§ **Required work**
Pick out each line with the word "spend" from the material that follows.

━━ Entries ━━

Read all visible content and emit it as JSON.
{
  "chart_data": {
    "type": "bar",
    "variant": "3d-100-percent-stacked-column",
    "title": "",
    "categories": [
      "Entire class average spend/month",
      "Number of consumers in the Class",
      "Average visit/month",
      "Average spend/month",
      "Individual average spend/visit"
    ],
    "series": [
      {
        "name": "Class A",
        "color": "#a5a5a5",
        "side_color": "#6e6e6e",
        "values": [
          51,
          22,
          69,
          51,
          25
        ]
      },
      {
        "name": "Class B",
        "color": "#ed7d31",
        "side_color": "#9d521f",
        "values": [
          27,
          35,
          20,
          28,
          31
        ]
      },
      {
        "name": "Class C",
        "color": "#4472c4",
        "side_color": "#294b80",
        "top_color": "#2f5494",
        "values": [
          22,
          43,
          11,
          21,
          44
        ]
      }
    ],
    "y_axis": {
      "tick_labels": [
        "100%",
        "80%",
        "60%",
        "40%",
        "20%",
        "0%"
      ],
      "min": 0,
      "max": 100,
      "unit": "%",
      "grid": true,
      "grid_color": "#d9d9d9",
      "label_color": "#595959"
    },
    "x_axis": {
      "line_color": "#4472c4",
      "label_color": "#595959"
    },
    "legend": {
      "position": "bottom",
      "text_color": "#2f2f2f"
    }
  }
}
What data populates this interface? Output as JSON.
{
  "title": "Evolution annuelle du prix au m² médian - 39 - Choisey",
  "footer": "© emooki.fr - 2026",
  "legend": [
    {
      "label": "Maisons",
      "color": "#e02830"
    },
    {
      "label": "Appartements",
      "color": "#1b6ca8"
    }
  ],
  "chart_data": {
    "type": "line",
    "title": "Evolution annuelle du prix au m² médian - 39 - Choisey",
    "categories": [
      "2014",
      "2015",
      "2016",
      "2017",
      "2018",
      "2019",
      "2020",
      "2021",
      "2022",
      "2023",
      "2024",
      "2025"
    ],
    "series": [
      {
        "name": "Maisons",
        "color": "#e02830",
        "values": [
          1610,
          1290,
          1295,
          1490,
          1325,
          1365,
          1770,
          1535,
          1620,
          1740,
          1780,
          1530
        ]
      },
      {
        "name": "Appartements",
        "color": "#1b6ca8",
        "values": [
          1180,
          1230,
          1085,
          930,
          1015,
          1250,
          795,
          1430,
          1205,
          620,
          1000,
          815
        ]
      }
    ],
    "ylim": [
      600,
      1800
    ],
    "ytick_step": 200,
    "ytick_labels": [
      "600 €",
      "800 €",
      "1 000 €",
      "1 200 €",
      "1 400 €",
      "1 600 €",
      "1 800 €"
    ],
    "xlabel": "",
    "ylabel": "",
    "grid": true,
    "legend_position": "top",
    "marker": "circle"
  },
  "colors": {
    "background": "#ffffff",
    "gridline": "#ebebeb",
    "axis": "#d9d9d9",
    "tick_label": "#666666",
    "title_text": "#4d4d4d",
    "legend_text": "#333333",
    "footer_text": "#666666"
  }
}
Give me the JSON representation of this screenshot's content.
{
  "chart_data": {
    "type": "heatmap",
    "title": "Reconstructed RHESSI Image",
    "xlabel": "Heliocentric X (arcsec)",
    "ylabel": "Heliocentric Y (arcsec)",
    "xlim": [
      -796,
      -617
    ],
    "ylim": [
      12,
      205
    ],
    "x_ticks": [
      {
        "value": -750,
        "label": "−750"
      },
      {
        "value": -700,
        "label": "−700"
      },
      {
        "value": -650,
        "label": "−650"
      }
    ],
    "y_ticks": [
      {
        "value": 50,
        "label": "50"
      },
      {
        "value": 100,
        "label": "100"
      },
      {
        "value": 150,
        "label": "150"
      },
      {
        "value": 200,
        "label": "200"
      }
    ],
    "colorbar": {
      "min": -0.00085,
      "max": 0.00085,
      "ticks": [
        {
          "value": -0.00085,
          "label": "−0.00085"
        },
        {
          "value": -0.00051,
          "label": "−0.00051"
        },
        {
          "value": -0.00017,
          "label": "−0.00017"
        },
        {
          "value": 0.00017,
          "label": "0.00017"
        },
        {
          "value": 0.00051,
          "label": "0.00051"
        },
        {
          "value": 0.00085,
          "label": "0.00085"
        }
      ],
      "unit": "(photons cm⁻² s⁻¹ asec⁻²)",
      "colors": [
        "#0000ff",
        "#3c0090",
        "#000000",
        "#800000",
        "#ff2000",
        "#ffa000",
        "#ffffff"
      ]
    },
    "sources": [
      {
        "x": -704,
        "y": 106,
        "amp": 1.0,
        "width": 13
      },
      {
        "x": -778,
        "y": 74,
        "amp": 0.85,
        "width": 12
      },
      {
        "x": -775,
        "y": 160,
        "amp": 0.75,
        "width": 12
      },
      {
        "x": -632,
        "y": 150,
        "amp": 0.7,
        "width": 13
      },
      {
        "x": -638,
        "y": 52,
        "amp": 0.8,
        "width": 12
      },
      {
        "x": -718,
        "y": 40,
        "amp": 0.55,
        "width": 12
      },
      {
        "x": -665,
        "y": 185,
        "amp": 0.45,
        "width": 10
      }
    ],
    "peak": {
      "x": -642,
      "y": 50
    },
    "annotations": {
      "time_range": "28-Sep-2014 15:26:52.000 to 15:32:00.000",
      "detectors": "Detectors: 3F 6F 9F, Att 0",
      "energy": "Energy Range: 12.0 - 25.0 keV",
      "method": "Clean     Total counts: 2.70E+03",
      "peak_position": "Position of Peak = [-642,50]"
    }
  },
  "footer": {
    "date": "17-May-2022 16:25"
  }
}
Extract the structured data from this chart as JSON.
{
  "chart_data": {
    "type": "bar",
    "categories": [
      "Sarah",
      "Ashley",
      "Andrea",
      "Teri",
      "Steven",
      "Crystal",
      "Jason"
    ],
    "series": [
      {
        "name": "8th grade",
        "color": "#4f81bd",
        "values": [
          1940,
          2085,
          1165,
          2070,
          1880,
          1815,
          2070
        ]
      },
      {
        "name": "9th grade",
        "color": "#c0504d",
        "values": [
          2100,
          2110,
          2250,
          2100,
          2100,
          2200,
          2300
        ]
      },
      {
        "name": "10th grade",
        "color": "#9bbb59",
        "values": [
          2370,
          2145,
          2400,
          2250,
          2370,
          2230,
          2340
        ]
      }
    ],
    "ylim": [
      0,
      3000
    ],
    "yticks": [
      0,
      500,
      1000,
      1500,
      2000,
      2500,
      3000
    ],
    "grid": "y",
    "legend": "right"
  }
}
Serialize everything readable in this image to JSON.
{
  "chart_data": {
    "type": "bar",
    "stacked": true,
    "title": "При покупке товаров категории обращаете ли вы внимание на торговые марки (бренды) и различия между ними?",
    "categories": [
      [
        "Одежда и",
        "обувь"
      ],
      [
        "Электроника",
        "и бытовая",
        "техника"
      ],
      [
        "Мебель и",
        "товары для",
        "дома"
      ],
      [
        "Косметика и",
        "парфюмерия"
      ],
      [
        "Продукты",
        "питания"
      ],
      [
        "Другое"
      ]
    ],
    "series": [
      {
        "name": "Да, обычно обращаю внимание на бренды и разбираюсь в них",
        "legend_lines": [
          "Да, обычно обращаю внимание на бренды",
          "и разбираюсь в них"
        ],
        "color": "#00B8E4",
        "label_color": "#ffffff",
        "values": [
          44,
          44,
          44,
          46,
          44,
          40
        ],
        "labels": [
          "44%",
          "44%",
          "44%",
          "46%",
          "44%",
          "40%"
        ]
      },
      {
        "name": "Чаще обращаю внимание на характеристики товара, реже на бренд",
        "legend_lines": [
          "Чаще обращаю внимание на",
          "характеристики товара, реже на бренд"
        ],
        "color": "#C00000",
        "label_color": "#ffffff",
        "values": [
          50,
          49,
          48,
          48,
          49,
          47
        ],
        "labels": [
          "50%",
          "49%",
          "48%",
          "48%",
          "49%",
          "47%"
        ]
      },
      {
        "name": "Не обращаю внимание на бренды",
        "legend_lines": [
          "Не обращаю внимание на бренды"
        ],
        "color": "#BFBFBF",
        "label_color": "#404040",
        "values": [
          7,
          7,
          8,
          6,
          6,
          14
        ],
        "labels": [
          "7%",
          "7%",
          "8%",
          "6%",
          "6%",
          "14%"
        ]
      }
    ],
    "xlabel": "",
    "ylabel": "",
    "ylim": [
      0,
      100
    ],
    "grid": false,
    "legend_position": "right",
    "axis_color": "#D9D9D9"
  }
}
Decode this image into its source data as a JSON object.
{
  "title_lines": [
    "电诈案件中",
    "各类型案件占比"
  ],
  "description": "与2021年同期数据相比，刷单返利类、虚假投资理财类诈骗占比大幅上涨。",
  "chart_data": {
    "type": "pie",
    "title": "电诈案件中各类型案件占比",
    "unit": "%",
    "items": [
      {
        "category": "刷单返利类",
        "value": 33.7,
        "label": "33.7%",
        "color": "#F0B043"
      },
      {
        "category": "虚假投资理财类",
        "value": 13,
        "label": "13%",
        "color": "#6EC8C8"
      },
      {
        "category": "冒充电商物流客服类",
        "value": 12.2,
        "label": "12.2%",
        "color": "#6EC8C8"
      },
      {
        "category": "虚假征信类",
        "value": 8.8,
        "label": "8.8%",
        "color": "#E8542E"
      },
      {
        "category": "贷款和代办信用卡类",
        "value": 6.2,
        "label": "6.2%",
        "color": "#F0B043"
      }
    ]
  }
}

━━━

§ **Result of the exercise**
      "Entire class average spend/month",
      "Average spend/month",
      "Individual average spend/visit"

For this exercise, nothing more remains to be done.